Scan the material for the word "Antal", and copy each line where it shows up.
===== INPUT FOR THIS TASK =====
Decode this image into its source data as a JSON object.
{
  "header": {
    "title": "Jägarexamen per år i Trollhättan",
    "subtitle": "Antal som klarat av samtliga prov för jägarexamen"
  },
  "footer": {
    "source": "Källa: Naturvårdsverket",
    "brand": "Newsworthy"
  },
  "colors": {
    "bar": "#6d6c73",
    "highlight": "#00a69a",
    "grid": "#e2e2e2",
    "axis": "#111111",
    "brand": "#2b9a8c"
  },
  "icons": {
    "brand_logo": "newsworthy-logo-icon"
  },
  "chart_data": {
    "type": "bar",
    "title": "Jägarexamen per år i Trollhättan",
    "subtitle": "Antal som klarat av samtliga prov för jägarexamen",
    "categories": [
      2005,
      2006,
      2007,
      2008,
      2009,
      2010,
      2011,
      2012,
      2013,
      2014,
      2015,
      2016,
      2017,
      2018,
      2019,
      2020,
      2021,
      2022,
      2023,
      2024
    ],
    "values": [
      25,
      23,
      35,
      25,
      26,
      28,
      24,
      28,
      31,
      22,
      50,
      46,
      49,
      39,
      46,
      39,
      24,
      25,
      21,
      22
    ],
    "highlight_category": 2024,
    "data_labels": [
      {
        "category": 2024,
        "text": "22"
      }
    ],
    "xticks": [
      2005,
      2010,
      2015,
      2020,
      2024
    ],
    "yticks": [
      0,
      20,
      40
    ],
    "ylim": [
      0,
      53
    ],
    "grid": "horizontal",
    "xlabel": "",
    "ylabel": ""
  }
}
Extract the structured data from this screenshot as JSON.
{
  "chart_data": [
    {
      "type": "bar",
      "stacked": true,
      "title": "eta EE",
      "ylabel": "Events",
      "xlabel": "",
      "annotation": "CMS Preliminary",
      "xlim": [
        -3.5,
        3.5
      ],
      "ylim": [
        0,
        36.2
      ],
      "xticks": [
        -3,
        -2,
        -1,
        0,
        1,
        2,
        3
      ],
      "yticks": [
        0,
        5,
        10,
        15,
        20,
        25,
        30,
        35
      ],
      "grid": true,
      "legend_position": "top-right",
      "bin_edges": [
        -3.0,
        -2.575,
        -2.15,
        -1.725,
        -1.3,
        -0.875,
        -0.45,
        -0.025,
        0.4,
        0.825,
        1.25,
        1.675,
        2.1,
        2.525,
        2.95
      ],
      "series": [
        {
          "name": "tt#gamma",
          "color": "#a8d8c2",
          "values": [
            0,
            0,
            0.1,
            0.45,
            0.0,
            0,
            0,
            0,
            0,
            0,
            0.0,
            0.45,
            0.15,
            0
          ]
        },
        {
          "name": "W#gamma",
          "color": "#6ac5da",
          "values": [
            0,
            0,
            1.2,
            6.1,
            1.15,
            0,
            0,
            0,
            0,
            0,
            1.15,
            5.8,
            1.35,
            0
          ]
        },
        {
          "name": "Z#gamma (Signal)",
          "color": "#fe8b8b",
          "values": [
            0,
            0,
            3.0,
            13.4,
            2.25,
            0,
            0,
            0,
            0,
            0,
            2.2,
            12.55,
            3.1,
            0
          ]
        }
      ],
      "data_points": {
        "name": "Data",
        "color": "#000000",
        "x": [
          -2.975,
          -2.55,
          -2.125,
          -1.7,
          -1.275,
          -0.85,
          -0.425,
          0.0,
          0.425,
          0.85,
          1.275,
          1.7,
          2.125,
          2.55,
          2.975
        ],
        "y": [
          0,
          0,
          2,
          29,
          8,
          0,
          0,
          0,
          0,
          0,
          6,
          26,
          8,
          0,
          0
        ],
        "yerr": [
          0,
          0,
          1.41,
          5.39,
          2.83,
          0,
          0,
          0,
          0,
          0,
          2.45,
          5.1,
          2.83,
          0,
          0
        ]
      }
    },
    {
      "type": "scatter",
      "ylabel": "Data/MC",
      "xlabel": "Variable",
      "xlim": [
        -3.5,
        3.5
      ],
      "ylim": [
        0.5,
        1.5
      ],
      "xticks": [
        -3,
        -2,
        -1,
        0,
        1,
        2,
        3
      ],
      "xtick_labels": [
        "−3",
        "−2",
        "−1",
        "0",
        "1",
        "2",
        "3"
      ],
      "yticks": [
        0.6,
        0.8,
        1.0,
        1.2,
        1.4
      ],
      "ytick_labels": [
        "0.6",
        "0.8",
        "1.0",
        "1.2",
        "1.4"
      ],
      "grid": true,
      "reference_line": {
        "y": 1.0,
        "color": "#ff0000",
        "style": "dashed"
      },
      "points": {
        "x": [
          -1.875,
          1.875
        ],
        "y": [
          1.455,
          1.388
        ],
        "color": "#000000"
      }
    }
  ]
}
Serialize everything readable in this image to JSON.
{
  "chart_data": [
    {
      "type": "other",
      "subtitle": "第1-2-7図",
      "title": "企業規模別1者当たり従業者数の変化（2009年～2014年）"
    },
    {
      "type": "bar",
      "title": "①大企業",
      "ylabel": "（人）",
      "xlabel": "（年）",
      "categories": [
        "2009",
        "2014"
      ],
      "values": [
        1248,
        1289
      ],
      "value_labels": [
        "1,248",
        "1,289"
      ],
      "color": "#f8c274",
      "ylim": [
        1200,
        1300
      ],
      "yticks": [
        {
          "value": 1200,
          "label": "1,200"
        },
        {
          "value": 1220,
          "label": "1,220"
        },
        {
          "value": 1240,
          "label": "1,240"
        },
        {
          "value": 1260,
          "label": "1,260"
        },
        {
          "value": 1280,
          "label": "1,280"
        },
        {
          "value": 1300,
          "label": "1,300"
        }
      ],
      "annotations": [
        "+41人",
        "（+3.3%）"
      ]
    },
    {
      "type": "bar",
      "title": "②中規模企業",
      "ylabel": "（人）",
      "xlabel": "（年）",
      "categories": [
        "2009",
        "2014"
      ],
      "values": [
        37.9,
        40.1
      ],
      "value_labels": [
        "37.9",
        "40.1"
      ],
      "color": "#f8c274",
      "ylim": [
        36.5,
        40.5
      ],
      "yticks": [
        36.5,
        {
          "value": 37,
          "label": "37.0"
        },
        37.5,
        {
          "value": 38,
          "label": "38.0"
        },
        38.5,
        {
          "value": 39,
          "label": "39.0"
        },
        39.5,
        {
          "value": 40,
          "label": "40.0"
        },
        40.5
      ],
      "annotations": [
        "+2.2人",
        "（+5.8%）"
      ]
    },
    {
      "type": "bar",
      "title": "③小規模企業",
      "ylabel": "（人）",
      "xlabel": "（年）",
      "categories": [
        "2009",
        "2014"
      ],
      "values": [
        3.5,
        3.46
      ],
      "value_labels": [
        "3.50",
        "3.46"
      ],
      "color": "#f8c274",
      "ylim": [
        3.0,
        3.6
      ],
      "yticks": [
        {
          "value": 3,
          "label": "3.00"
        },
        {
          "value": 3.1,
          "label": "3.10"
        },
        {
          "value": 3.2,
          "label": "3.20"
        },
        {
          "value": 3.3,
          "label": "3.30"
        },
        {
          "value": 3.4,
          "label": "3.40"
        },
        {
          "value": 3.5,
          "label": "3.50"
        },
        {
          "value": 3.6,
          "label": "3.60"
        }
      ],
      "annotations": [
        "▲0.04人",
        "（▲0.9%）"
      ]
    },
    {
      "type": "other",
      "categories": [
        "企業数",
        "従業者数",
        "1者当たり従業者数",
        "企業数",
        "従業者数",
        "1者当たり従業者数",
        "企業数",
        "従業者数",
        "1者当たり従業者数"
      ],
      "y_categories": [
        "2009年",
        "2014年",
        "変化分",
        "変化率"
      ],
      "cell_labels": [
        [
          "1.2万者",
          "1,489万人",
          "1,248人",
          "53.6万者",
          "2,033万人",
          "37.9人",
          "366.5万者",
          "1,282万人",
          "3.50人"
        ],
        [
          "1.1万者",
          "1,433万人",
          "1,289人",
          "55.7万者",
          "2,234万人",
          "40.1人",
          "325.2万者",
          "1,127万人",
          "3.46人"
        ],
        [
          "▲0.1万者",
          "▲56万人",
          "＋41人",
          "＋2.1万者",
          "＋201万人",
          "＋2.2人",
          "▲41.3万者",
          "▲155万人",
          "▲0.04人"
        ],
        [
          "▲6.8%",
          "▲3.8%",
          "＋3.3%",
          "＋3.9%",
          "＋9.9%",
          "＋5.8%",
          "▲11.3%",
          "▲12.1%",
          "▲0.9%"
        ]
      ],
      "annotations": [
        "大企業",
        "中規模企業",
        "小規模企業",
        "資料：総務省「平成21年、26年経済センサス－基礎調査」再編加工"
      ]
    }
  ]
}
=====
◆ TASK OUTPUT
    "subtitle": "Antal som klarat av samtliga prov för jägarexamen"
    "subtitle": "Antal som klarat av samtliga prov för jägarexamen",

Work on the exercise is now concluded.